>> start
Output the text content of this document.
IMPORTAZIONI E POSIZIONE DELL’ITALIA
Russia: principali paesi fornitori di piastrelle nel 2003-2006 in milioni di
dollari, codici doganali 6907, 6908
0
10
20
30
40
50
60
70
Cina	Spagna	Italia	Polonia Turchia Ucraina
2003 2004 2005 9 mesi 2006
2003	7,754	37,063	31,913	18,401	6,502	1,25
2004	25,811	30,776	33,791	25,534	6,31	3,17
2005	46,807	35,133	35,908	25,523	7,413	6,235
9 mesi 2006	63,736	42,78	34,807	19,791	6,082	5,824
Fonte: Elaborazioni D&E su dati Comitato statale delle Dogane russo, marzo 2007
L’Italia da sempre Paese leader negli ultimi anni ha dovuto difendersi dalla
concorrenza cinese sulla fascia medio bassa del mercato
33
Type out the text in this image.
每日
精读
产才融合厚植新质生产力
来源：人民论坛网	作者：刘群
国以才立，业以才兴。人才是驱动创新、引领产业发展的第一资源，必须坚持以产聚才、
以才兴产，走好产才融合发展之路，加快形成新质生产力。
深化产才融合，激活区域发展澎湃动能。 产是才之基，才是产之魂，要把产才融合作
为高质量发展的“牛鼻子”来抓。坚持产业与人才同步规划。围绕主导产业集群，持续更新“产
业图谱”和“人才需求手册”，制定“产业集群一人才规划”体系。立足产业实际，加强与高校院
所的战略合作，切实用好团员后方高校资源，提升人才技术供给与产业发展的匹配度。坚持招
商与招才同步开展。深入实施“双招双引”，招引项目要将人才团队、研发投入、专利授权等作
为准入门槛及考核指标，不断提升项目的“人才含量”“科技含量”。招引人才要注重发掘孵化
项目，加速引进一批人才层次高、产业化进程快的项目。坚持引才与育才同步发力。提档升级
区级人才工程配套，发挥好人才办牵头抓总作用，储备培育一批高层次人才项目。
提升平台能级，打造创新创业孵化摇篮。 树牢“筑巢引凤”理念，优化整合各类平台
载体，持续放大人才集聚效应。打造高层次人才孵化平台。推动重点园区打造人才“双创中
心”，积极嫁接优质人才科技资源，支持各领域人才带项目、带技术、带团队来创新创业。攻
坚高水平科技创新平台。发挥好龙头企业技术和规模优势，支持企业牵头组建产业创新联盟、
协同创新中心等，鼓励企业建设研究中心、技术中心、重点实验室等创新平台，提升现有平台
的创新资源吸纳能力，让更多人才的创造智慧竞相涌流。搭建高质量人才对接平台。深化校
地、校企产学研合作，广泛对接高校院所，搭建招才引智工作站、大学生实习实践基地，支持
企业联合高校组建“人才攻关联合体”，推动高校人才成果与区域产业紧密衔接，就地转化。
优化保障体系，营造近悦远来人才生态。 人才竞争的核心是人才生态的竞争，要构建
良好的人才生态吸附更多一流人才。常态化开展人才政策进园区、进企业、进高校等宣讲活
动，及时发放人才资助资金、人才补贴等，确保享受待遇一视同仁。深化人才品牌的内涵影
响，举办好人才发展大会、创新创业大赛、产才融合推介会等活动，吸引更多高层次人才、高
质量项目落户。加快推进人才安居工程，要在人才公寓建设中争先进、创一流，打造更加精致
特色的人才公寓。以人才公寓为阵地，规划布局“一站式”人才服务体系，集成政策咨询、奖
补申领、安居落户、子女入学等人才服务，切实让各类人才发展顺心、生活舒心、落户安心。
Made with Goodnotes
>> end
### Task to carry out
Search the data for "mesi". Copy every matching line.

### Solution for this task
2003 2004 2005 9 mesi 2006
9 mesi 2006	63,736	42,78	34,807	19,791	6,082	5,824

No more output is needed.